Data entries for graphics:

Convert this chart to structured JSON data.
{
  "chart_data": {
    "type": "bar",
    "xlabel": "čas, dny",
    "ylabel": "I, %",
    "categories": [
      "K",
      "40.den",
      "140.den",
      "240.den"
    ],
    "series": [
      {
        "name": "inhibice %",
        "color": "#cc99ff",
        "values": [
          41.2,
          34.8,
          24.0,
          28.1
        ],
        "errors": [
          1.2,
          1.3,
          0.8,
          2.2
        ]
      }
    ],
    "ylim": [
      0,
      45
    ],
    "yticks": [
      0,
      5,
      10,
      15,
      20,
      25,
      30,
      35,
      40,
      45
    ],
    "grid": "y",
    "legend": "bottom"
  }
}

EXERCISE DIRECTIONS:
Output all of the data again, exactly.

FULL OUTPUT:
Convert this chart to structured JSON data.
{
  "chart_data": {
    "type": "bar",
    "xlabel": "čas, dny",
    "ylabel": "I, %",
    "categories": [
      "K",
      "40.den",
      "140.den",
      "240.den"
    ],
    "series": [
      {
        "name": "inhibice %",
        "color": "#cc99ff",
        "values": [
          41.2,
          34.8,
          24.0,
          28.1
        ],
        "errors": [
          1.2,
          1.3,
          0.8,
          2.2
        ]
      }
    ],
    "ylim": [
      0,
      45
    ],
    "yticks": [
      0,
      5,
      10,
      15,
      20,
      25,
      30,
      35,
      40,
      45
    ],
    "grid": "y",
    "legend": "bottom"
  }
}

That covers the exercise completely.